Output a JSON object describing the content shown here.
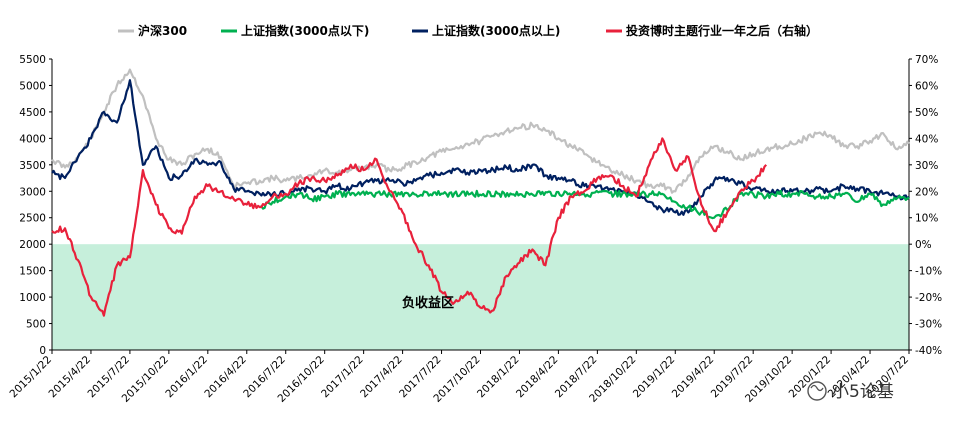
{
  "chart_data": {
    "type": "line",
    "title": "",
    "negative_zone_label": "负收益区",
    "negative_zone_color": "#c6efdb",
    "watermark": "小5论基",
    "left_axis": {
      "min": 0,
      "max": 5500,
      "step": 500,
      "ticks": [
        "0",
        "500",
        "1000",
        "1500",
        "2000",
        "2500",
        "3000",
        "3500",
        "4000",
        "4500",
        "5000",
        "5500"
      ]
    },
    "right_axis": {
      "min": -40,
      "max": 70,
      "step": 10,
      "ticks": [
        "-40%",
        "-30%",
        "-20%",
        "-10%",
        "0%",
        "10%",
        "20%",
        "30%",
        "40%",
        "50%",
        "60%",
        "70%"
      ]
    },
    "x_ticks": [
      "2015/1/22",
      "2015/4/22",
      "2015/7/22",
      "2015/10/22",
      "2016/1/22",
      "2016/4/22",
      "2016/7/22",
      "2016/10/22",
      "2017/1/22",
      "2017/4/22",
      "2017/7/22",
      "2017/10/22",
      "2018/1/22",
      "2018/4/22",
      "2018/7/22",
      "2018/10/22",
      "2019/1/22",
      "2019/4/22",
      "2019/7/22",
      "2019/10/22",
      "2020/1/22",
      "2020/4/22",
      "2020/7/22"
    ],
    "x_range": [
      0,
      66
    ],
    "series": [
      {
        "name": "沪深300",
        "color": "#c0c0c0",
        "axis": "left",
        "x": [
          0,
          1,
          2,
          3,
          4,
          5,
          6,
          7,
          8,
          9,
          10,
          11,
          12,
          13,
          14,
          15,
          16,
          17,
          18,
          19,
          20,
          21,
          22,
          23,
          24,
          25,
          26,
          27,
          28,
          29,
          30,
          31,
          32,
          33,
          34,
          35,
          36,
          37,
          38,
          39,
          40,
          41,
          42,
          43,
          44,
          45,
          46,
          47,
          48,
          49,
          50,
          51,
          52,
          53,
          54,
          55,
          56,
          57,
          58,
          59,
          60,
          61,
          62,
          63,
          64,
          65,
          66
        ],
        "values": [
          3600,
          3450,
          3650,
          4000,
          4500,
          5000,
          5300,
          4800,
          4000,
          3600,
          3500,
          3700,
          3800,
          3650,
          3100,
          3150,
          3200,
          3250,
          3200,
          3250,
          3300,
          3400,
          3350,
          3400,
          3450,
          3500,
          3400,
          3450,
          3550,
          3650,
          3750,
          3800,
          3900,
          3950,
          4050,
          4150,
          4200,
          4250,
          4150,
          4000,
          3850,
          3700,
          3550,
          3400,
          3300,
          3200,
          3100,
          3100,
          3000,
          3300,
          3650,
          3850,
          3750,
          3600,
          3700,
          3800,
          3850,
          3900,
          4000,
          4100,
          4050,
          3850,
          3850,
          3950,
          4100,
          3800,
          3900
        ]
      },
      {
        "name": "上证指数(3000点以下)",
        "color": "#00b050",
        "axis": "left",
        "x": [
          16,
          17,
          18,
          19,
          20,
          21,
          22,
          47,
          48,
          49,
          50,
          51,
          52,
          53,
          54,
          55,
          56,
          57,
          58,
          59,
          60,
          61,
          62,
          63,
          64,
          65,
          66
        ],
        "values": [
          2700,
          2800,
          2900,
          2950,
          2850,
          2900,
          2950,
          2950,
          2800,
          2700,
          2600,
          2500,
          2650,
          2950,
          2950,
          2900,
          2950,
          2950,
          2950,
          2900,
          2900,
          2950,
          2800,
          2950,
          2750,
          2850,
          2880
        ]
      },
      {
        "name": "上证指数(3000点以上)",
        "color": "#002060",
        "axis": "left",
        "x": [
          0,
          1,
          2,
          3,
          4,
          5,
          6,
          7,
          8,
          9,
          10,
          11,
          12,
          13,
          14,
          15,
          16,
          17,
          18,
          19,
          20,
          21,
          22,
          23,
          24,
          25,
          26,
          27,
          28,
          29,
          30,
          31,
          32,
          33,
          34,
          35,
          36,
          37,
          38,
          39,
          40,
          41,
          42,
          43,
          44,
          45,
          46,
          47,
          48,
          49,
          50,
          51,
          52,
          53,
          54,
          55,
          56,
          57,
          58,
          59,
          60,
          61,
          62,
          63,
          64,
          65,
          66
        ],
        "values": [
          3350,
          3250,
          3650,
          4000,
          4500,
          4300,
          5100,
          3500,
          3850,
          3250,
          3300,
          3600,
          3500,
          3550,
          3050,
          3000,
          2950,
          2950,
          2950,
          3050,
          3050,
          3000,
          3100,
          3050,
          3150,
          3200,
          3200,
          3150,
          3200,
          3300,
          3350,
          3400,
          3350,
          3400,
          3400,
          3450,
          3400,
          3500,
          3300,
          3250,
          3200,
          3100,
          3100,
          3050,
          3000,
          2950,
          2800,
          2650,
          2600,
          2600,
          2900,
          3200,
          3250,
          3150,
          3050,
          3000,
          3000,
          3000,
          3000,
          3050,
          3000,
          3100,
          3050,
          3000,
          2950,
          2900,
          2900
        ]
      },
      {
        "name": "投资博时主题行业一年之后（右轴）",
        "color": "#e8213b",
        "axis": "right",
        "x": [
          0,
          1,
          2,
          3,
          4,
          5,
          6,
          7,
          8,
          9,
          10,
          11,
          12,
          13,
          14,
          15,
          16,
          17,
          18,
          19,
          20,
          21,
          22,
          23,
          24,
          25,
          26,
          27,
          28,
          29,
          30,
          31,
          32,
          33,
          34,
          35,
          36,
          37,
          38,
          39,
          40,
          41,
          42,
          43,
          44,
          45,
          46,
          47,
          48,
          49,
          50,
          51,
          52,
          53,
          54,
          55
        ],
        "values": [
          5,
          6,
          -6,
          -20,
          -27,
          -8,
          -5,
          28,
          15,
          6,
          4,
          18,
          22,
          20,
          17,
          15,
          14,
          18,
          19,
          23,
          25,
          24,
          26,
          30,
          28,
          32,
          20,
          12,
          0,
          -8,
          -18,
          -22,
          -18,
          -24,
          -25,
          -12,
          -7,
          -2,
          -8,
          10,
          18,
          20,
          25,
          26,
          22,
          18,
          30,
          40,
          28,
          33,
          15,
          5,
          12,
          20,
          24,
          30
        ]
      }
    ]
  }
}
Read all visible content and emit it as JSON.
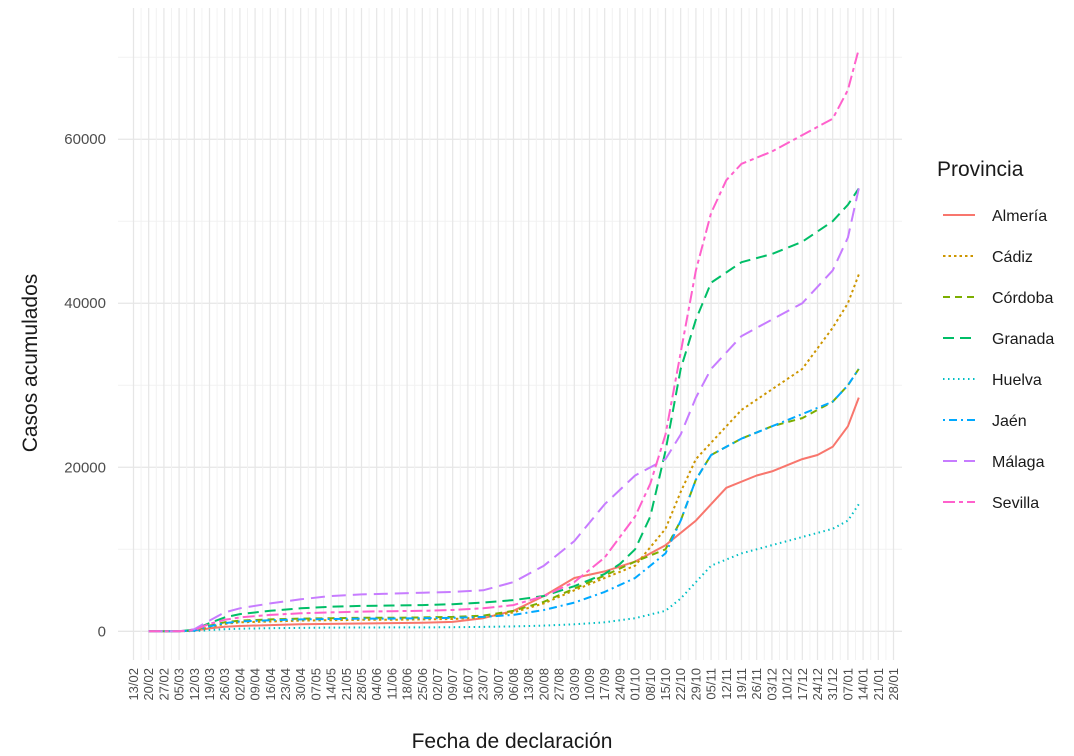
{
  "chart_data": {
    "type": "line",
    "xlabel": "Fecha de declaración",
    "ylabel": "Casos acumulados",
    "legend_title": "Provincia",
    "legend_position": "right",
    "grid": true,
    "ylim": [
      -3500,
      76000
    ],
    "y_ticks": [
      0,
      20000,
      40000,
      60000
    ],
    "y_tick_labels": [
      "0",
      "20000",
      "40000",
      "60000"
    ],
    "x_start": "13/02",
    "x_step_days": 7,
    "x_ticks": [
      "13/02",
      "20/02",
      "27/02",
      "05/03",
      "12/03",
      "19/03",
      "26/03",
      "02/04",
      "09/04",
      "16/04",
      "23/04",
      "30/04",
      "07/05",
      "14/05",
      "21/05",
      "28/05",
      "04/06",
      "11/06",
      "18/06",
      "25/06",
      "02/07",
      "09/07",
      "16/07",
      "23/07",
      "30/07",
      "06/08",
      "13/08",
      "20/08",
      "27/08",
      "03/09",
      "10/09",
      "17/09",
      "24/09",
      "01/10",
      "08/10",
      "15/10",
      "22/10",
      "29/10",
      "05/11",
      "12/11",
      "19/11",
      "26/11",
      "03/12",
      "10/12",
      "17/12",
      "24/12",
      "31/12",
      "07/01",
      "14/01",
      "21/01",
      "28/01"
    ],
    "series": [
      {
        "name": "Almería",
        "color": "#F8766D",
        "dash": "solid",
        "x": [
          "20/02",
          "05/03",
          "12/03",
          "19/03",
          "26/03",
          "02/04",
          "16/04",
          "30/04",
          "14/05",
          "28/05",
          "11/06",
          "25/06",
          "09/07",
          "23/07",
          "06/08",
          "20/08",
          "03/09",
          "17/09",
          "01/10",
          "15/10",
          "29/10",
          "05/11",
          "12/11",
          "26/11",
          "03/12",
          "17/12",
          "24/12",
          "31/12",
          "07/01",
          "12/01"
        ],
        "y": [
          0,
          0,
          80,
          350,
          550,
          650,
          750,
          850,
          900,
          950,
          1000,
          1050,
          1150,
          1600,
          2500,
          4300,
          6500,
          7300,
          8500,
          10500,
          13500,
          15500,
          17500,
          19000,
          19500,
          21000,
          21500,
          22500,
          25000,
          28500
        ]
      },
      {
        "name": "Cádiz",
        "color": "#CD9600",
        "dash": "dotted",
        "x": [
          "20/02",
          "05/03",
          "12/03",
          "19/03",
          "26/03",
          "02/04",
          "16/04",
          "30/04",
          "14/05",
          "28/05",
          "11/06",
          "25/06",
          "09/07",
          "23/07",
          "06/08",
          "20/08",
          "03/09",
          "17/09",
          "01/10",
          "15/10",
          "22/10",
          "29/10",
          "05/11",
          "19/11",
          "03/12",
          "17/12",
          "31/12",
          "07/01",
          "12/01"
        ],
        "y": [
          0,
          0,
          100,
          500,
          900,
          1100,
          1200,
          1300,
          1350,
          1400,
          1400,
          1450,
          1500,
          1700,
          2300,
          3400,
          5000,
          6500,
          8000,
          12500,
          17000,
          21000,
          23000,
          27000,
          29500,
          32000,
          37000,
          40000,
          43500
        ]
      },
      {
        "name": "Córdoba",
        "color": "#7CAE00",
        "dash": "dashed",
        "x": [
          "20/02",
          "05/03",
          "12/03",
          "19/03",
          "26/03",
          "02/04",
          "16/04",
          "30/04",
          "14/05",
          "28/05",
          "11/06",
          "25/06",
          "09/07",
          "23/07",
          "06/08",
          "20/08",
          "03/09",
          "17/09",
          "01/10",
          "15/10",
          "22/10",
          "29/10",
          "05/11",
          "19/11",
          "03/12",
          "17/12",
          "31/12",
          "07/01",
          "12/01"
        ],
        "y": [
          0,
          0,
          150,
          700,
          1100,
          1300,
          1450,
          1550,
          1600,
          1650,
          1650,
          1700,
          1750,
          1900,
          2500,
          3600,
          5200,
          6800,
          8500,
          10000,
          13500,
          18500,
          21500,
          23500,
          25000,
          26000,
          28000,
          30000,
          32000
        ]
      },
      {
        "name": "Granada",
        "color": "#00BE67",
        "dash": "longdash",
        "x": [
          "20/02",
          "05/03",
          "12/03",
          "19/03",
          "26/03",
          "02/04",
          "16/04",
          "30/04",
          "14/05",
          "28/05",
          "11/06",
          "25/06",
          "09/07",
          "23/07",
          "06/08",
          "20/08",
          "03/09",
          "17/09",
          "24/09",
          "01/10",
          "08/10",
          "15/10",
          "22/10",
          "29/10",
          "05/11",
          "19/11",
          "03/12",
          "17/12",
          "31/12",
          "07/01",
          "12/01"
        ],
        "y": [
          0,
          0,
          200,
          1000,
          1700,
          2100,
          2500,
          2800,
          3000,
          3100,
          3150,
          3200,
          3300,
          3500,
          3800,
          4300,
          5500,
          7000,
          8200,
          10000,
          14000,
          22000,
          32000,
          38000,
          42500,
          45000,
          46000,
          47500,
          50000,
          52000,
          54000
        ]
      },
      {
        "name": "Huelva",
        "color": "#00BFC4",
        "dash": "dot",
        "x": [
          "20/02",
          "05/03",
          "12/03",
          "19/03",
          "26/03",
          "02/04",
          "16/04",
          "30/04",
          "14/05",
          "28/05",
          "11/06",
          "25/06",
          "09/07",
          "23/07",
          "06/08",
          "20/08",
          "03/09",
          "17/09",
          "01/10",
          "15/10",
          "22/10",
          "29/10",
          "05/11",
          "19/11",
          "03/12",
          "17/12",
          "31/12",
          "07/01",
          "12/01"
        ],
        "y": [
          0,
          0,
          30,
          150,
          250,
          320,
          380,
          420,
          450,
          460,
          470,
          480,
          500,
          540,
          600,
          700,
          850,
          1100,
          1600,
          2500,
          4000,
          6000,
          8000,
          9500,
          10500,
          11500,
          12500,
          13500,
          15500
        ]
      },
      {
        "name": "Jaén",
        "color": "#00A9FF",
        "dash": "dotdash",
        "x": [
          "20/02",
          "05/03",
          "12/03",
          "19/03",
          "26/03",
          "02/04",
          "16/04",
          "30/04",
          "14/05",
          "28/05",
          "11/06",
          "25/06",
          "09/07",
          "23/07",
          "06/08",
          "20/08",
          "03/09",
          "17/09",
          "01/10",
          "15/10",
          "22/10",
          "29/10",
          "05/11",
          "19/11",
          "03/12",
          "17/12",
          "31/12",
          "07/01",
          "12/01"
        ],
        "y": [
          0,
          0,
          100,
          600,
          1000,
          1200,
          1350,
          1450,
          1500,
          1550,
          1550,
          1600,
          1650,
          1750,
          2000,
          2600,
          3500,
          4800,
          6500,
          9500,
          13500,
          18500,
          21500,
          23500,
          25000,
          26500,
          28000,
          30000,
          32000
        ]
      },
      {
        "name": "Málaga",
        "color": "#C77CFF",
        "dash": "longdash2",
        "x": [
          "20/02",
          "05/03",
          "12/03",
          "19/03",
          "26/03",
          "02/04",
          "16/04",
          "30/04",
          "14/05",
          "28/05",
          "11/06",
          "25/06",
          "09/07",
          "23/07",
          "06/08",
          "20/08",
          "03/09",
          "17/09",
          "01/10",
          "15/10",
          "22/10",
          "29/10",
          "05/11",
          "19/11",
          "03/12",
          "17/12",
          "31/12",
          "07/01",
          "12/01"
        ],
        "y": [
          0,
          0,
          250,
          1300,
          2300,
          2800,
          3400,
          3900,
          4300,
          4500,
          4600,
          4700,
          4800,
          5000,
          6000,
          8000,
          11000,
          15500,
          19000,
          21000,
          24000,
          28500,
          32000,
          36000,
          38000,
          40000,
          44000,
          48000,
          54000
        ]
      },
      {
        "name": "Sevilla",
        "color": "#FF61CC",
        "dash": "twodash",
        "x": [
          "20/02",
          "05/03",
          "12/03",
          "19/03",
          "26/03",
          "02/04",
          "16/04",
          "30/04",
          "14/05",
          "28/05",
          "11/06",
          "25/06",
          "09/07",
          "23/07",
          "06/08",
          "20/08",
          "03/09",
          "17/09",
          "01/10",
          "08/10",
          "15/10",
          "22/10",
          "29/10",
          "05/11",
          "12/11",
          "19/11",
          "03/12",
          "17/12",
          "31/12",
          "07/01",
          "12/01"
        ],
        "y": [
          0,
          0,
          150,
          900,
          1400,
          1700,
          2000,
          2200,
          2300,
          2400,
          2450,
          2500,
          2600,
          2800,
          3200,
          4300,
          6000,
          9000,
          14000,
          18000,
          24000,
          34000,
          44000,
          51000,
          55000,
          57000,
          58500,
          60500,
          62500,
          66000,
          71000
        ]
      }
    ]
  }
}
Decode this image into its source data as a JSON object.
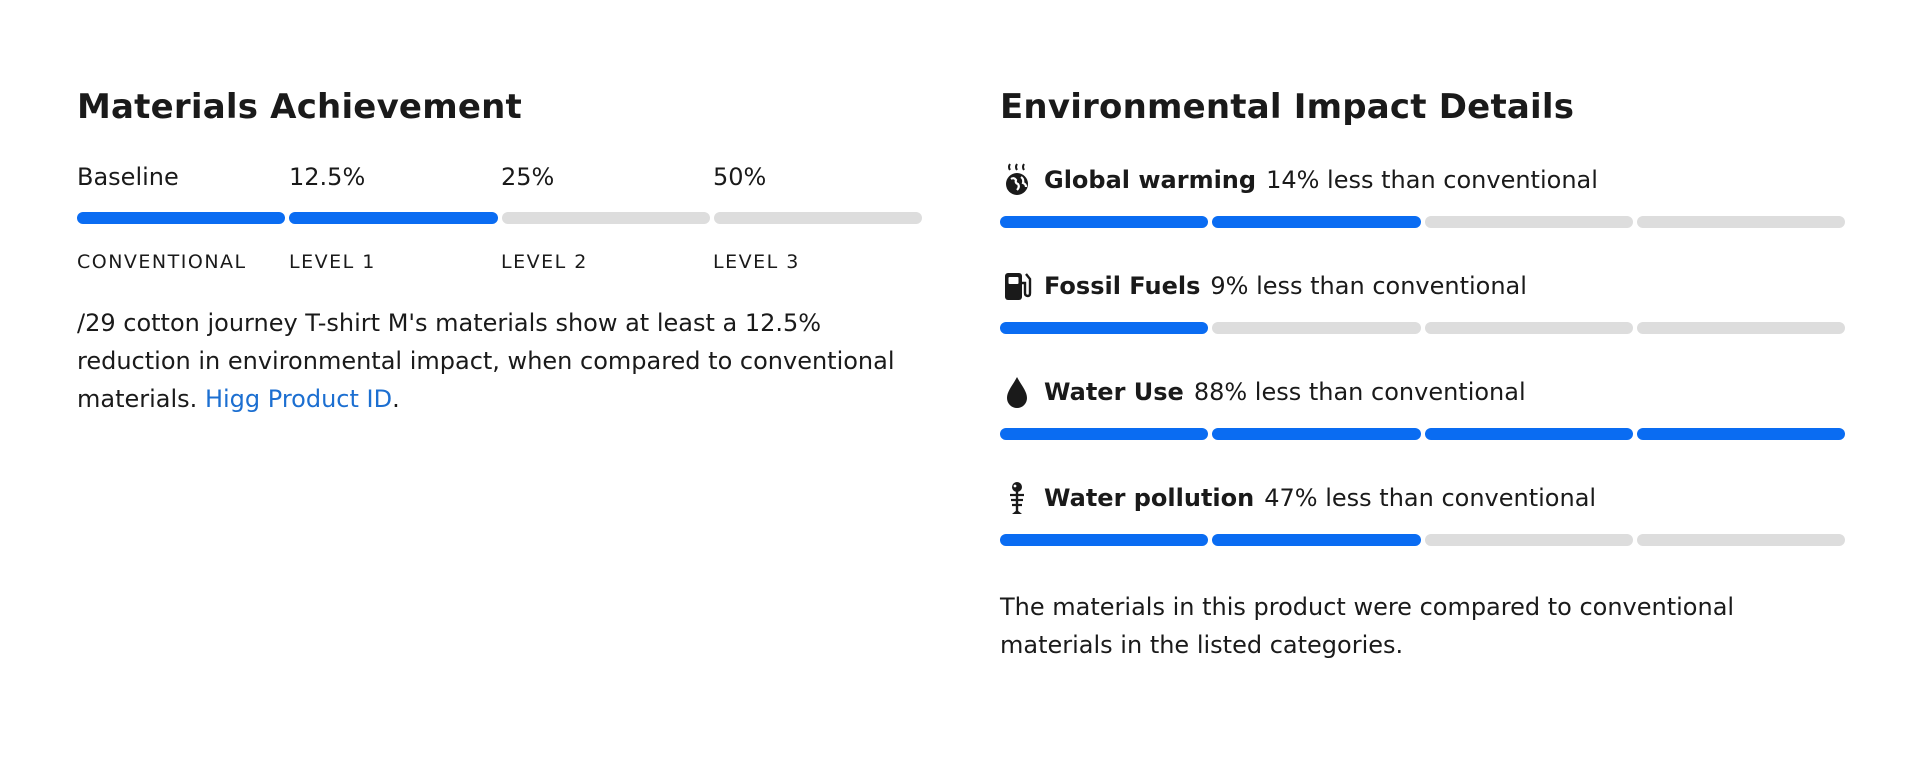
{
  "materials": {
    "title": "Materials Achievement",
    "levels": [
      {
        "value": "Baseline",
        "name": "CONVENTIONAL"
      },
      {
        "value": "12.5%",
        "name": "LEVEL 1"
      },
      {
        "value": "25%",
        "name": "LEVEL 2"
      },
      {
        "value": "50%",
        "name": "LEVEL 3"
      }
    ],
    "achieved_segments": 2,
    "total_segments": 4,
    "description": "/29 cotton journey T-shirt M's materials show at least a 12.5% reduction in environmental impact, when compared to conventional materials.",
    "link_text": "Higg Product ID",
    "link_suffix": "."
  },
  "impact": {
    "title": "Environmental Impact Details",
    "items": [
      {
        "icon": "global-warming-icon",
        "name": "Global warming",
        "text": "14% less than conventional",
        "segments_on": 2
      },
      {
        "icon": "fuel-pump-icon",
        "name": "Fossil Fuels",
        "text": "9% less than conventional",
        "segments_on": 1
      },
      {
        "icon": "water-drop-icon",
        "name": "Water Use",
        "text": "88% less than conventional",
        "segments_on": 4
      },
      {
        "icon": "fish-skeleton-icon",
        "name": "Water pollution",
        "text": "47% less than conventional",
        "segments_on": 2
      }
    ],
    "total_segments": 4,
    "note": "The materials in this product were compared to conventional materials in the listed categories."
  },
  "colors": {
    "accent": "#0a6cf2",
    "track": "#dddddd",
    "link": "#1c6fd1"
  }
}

WHAT TO PRODUCE: For the listing above, identify each line bearing "than".

TASK RESULT:
        "text": "14% less than conventional",
        "text": "9% less than conventional",
        "text": "88% less than conventional",
        "text": "47% less than conventional",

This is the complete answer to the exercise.